## What is expected
Your task is to retype each line of the data below exactly.

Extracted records
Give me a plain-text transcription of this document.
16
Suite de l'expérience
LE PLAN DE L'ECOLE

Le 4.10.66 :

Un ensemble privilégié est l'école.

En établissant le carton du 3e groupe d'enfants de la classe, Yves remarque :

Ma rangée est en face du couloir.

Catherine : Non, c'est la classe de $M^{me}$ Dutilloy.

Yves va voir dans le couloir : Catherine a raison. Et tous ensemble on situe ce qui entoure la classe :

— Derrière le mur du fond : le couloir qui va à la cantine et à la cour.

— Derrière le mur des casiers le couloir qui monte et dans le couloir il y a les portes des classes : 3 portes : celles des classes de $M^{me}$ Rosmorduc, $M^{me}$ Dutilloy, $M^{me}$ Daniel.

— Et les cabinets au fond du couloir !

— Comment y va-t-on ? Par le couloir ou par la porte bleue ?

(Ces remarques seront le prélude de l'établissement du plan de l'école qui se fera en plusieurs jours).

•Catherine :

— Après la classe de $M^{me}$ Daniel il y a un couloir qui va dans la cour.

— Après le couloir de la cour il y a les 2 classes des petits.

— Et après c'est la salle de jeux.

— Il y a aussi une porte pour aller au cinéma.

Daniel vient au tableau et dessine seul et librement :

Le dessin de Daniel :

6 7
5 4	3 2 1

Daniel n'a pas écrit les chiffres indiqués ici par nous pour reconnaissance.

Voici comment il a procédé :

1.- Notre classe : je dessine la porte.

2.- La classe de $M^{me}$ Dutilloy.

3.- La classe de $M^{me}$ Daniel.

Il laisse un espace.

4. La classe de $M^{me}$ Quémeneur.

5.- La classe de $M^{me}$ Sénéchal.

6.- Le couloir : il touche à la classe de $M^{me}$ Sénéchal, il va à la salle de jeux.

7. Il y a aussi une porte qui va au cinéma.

## Output of the task
Give me a plain-text transcription of this document.
16
Suite de l'expérience
LE PLAN DE L'ECOLE

Le 4.10.66 :

Un ensemble privilégié est l'école.

En établissant le carton du 3e groupe d'enfants de la classe, Yves remarque :

Ma rangée est en face du couloir.

Catherine : Non, c'est la classe de $M^{me}$ Dutilloy.

Yves va voir dans le couloir : Catherine a raison. Et tous ensemble on situe ce qui entoure la classe :

— Derrière le mur du fond : le couloir qui va à la cantine et à la cour.

— Derrière le mur des casiers le couloir qui monte et dans le couloir il y a les portes des classes : 3 portes : celles des classes de $M^{me}$ Rosmorduc, $M^{me}$ Dutilloy, $M^{me}$ Daniel.

— Et les cabinets au fond du couloir !

— Comment y va-t-on ? Par le couloir ou par la porte bleue ?

(Ces remarques seront le prélude de l'établissement du plan de l'école qui se fera en plusieurs jours).

•Catherine :

— Après la classe de $M^{me}$ Daniel il y a un couloir qui va dans la cour.

— Après le couloir de la cour il y a les 2 classes des petits.

— Et après c'est la salle de jeux.

— Il y a aussi une porte pour aller au cinéma.

Daniel vient au tableau et dessine seul et librement :

Le dessin de Daniel :

6 7
5 4	3 2 1

Daniel n'a pas écrit les chiffres indiqués ici par nous pour reconnaissance.

Voici comment il a procédé :

1.- Notre classe : je dessine la porte.

2.- La classe de $M^{me}$ Dutilloy.

3.- La classe de $M^{me}$ Daniel.

Il laisse un espace.

4. La classe de $M^{me}$ Quémeneur.

5.- La classe de $M^{me}$ Sénéchal.

6.- Le couloir : il touche à la classe de $M^{me}$ Sénéchal, il va à la salle de jeux.

7. Il y a aussi une porte qui va au cinéma.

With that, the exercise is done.